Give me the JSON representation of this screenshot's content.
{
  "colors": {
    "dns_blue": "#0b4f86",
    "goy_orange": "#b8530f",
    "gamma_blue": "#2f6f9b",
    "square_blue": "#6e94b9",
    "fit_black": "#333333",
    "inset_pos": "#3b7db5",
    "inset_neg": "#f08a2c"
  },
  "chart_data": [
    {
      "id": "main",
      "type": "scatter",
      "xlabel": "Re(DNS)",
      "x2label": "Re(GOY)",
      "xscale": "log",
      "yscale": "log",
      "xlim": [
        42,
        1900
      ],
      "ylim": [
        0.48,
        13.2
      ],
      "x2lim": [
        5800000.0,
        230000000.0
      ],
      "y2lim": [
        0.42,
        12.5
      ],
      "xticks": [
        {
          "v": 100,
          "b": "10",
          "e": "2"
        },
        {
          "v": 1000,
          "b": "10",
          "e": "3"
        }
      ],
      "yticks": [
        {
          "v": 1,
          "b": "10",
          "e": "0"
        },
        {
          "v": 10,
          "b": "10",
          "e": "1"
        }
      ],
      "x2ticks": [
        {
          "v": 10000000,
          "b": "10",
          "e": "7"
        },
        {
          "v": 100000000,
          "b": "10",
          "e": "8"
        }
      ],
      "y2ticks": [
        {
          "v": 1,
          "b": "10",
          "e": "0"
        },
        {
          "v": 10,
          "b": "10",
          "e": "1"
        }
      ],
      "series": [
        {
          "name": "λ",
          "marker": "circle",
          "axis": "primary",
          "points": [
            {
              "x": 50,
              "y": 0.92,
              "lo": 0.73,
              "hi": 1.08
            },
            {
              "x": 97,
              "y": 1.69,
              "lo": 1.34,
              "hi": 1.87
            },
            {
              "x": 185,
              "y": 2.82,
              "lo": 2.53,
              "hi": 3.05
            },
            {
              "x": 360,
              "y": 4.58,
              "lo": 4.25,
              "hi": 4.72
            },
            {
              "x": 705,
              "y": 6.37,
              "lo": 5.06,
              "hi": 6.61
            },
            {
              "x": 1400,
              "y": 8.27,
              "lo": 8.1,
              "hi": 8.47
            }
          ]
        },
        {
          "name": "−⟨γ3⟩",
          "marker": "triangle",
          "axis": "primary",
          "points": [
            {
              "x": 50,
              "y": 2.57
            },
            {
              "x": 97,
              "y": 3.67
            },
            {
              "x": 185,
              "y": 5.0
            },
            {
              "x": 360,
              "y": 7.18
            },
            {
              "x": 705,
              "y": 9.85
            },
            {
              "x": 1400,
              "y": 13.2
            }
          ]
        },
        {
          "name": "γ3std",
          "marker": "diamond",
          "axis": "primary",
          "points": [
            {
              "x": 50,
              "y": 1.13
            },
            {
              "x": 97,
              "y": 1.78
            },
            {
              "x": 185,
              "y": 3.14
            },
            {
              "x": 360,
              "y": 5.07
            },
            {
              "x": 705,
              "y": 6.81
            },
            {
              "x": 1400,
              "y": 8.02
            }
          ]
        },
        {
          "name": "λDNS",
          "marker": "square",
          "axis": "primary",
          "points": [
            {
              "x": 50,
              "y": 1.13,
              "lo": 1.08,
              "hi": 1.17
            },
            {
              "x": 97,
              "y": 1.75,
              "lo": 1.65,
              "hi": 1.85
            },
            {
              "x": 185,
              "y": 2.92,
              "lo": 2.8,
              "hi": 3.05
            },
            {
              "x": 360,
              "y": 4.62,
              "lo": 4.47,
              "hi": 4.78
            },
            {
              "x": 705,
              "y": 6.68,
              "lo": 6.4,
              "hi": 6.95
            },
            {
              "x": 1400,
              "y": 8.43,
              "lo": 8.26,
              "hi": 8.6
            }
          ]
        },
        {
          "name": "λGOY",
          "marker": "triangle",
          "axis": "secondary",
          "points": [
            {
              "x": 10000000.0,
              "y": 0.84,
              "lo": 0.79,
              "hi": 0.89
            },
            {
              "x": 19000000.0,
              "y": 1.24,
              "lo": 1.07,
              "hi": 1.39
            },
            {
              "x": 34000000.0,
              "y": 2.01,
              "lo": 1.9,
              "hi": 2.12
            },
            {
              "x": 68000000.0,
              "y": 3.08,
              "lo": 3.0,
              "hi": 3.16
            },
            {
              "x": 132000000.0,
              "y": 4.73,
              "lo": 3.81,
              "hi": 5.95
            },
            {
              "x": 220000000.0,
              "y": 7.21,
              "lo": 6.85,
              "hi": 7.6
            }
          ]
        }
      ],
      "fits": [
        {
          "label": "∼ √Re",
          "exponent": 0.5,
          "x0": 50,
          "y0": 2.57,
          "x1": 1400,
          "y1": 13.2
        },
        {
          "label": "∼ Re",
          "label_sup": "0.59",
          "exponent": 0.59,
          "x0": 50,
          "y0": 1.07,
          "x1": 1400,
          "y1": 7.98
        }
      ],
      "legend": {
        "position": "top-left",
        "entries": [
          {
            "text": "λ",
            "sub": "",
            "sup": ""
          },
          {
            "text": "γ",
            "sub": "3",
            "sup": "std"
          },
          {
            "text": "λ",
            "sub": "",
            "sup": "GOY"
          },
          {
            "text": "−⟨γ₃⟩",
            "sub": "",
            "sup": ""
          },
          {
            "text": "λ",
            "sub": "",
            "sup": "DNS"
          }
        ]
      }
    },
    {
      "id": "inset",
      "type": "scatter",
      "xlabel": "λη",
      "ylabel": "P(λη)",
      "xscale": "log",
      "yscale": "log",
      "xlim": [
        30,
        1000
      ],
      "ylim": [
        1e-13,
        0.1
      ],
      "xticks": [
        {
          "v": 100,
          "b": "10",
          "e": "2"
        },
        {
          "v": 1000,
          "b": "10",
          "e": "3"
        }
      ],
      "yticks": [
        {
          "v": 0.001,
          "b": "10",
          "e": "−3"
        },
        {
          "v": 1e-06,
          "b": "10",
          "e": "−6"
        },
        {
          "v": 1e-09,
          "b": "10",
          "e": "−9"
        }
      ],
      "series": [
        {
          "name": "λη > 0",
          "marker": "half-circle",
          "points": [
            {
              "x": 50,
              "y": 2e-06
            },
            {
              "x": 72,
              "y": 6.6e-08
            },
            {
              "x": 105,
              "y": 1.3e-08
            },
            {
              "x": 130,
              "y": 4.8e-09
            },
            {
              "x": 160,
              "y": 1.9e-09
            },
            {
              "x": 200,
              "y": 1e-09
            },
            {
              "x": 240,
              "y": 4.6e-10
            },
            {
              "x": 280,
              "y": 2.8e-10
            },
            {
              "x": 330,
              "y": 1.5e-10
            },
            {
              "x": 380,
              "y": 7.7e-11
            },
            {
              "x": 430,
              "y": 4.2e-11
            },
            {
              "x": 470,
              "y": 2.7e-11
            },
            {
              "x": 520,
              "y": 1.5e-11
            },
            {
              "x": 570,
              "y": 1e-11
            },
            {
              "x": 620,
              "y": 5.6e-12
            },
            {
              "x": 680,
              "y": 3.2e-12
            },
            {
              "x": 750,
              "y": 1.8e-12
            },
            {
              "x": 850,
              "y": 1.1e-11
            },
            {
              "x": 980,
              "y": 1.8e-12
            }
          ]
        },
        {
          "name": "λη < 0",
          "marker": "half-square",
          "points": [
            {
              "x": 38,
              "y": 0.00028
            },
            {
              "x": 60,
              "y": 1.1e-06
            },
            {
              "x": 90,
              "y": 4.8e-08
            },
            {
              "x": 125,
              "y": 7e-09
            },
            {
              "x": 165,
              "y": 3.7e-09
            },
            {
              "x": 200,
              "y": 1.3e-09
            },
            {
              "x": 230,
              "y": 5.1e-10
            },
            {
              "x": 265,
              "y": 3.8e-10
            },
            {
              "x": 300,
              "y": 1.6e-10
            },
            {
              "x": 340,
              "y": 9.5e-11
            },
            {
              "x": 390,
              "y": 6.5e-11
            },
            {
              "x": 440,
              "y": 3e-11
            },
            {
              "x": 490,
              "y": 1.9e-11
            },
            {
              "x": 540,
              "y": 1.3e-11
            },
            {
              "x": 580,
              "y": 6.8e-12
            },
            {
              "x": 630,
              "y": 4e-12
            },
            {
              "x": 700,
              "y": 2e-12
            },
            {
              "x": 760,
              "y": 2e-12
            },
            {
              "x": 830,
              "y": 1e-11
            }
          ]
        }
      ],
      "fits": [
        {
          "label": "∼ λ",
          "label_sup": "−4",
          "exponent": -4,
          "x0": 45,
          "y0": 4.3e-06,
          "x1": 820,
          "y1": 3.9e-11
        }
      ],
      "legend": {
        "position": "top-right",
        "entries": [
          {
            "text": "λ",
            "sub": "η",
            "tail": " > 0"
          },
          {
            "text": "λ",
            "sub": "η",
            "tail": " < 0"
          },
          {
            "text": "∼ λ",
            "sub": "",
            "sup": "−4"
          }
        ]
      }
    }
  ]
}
□ □ □ □ □ □ □
Your instructions:
Extract lines where the string "position" occurs.

Written response:
        "position": "top-left",
        "position": "top-right",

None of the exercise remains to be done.